** START Material **
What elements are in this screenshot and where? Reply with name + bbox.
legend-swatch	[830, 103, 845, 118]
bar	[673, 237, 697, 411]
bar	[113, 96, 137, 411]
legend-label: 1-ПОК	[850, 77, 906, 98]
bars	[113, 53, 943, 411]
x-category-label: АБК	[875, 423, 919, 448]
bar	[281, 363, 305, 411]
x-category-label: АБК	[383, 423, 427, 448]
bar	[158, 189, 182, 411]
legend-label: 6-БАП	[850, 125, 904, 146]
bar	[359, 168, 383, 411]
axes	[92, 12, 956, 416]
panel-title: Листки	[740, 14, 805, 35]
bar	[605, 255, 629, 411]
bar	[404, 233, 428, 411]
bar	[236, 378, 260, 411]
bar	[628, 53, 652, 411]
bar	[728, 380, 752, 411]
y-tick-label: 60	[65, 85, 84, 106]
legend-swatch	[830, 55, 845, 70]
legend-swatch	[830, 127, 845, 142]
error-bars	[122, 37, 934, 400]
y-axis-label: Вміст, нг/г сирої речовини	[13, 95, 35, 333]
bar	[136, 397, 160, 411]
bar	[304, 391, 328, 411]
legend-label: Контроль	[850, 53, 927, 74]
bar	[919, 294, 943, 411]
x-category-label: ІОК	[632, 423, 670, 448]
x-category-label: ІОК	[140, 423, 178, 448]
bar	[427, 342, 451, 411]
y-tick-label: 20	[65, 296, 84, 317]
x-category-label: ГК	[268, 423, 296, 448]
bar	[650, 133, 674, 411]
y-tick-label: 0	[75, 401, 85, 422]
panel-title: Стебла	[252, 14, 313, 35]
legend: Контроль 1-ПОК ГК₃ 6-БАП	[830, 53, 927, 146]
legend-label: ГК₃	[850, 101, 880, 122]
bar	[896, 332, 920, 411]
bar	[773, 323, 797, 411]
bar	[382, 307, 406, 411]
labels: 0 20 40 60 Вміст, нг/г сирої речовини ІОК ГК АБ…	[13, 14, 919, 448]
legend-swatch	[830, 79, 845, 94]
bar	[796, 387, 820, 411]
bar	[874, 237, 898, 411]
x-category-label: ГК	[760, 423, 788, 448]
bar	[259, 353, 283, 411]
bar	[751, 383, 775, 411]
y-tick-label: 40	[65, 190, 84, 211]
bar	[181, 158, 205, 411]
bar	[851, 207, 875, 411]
** END Material **
* _What you need to do_
Reproduce every line of the records above verbatim, with no changes.

* _Written response_
What elements are in this screenshot and where? Reply with name + bbox.
legend-swatch	[830, 103, 845, 118]
bar	[673, 237, 697, 411]
bar	[113, 96, 137, 411]
legend-label: 1-ПОК	[850, 77, 906, 98]
bars	[113, 53, 943, 411]
x-category-label: АБК	[875, 423, 919, 448]
bar	[281, 363, 305, 411]
x-category-label: АБК	[383, 423, 427, 448]
bar	[158, 189, 182, 411]
legend-label: 6-БАП	[850, 125, 904, 146]
bar	[359, 168, 383, 411]
axes	[92, 12, 956, 416]
panel-title: Листки	[740, 14, 805, 35]
bar	[605, 255, 629, 411]
bar	[404, 233, 428, 411]
bar	[236, 378, 260, 411]
bar	[628, 53, 652, 411]
bar	[728, 380, 752, 411]
y-tick-label: 60	[65, 85, 84, 106]
legend-swatch	[830, 55, 845, 70]
legend-swatch	[830, 127, 845, 142]
error-bars	[122, 37, 934, 400]
y-axis-label: Вміст, нг/г сирої речовини	[13, 95, 35, 333]
bar	[136, 397, 160, 411]
bar	[304, 391, 328, 411]
legend-label: Контроль	[850, 53, 927, 74]
bar	[919, 294, 943, 411]
x-category-label: ІОК	[632, 423, 670, 448]
x-category-label: ІОК	[140, 423, 178, 448]
bar	[427, 342, 451, 411]
y-tick-label: 20	[65, 296, 84, 317]
x-category-label: ГК	[268, 423, 296, 448]
bar	[650, 133, 674, 411]
y-tick-label: 0	[75, 401, 85, 422]
panel-title: Стебла	[252, 14, 313, 35]
legend: Контроль 1-ПОК ГК₃ 6-БАП	[830, 53, 927, 146]
legend-label: ГК₃	[850, 101, 880, 122]
bar	[896, 332, 920, 411]
bar	[773, 323, 797, 411]
bar	[382, 307, 406, 411]
labels: 0 20 40 60 Вміст, нг/г сирої речовини ІОК ГК АБ…	[13, 14, 919, 448]
legend-swatch	[830, 79, 845, 94]
bar	[796, 387, 820, 411]
bar	[874, 237, 898, 411]
x-category-label: ГК	[760, 423, 788, 448]
bar	[259, 353, 283, 411]
bar	[751, 383, 775, 411]
y-tick-label: 40	[65, 190, 84, 211]
bar	[181, 158, 205, 411]
bar	[851, 207, 875, 411]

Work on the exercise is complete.